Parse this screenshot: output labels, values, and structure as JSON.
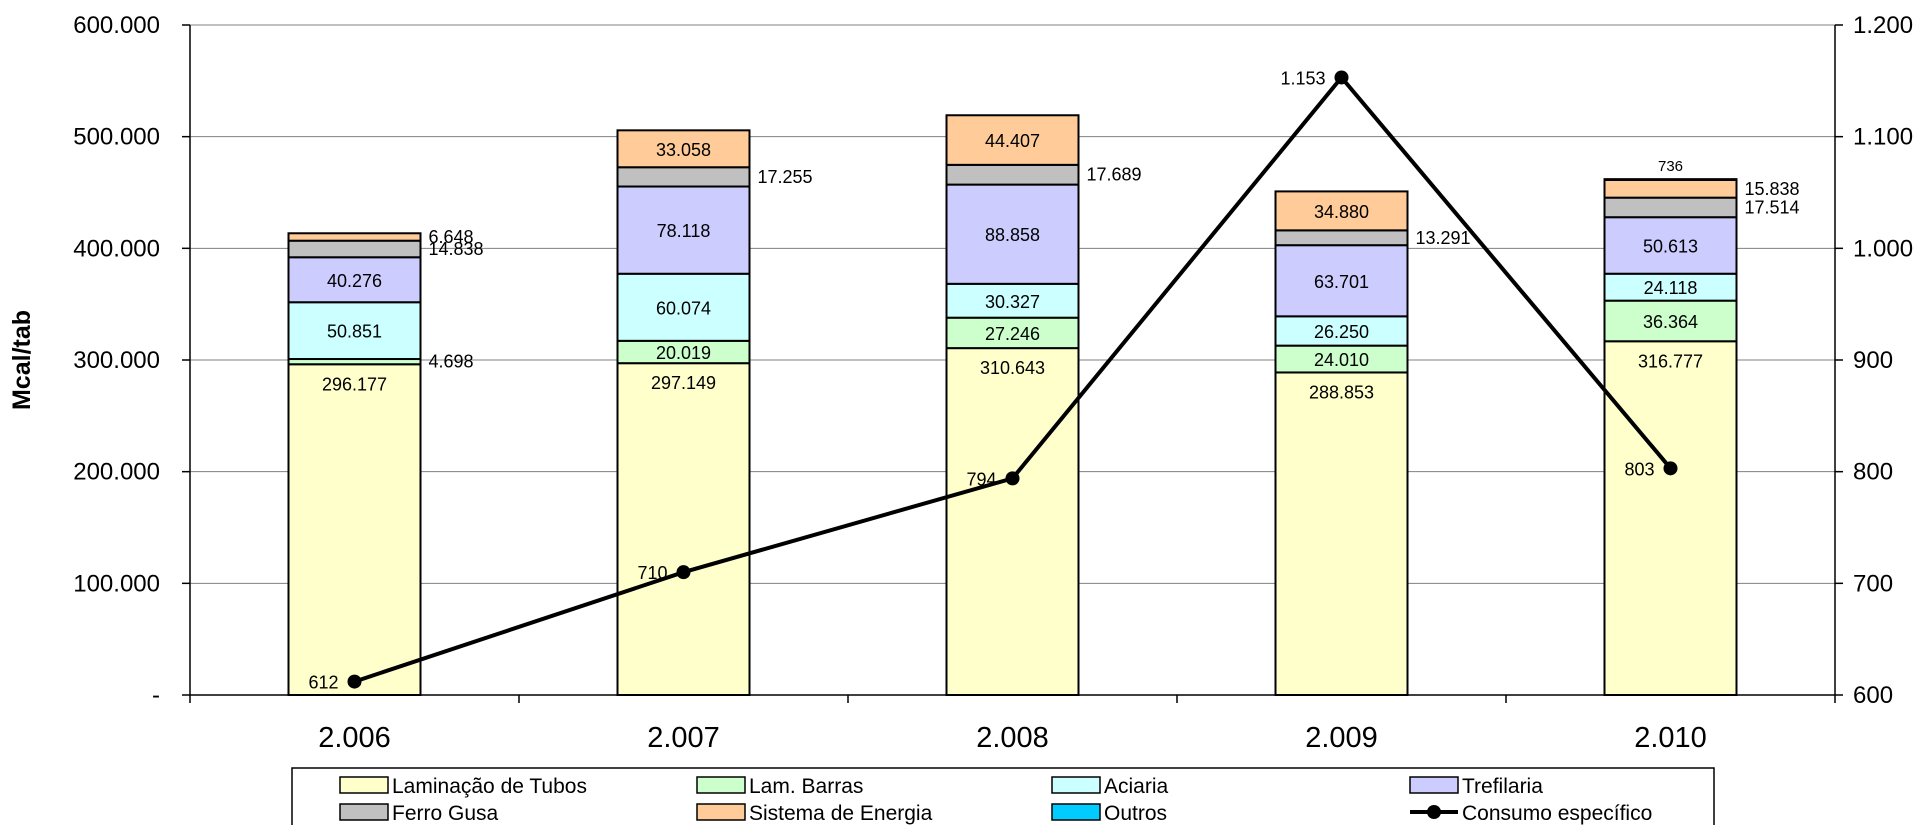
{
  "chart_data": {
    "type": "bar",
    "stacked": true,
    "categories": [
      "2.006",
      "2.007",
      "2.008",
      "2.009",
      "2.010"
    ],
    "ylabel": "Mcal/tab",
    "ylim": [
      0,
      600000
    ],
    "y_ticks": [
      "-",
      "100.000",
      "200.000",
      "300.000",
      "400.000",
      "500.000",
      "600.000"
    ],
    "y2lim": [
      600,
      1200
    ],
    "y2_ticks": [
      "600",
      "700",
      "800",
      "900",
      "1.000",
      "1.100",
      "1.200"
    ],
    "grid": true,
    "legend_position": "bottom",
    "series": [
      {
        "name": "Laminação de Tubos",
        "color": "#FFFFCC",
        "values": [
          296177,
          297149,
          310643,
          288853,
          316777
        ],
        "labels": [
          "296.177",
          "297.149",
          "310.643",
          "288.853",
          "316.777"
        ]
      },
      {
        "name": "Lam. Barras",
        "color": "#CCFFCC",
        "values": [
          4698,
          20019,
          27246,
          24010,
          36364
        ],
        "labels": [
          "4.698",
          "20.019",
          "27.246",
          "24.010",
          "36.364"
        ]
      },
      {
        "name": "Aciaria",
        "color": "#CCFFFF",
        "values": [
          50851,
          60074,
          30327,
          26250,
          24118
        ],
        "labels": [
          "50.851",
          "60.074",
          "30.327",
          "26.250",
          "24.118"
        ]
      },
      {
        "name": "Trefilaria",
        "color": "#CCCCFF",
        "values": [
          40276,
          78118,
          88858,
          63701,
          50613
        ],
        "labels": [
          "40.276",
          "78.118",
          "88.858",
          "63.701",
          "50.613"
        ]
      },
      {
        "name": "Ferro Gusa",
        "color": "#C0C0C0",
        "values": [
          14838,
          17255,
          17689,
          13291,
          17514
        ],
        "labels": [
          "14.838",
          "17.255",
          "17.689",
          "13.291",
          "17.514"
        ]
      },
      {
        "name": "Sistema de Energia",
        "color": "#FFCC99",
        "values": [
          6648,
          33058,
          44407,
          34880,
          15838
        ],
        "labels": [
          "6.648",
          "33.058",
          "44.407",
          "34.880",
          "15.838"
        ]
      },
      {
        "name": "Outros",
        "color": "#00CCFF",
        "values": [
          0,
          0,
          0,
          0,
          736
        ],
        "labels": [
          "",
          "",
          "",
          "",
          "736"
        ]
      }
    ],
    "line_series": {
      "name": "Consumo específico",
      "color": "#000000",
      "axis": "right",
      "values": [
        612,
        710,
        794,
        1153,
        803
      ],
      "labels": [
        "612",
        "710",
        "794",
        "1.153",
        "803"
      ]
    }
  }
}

▬▬▬▬▬▬

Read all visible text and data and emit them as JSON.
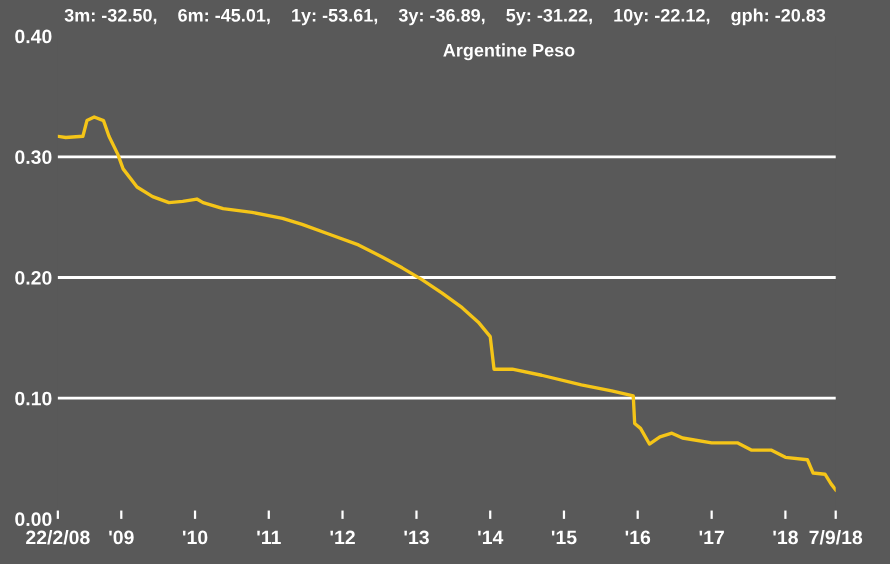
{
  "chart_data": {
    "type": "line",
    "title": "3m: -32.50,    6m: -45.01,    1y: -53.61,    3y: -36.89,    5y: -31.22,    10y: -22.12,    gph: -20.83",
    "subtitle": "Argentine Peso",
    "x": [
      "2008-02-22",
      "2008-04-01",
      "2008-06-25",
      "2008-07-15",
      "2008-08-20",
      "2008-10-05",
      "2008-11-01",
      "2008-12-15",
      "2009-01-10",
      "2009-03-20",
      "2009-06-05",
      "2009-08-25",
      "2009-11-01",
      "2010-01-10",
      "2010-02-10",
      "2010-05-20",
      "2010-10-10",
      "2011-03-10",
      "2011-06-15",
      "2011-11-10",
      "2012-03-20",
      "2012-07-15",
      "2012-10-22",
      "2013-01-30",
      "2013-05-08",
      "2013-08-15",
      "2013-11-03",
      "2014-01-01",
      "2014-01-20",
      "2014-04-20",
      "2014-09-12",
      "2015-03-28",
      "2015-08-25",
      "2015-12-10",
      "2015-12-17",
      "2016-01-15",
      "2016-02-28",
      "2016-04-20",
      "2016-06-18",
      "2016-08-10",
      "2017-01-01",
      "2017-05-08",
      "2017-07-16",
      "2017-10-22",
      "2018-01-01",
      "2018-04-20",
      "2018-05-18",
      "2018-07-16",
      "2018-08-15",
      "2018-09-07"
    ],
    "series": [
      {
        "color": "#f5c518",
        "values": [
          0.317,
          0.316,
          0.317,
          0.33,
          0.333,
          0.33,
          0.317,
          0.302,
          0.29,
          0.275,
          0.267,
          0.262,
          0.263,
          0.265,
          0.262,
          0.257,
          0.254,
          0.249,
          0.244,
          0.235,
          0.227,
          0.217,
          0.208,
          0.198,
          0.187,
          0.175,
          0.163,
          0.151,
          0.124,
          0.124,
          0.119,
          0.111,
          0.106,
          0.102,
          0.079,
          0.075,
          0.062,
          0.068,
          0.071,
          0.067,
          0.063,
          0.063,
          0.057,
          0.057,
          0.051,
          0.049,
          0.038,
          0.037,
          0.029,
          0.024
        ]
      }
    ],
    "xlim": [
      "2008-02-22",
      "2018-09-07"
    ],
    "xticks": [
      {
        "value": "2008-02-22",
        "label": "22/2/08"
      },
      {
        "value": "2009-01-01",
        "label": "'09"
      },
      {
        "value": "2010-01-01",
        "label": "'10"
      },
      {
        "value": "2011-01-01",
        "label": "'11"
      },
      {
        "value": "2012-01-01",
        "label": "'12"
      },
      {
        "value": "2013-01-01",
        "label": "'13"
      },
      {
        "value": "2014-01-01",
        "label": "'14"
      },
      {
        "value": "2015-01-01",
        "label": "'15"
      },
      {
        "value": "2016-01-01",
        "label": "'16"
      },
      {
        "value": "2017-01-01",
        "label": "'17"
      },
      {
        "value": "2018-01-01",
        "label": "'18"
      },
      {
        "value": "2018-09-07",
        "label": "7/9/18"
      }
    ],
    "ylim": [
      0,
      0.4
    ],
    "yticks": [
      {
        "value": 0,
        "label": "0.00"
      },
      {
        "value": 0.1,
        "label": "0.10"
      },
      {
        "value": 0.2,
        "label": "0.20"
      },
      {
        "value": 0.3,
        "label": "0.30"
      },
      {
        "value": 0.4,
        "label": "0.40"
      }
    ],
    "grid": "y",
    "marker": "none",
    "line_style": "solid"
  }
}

▬▬▬▬▬▬

» **Problem to solve**
Every line above that contains the word "color" should be reported.

» **Answer to this task**
        "color": "#FFFFCC",
        "color": "#CCFFCC",
        "color": "#CCFFFF",
        "color": "#CCCCFF",
        "color": "#C0C0C0",
        "color": "#FFCC99",
        "color": "#00CCFF",
      "color": "#000000",
        "color": "#f5c518",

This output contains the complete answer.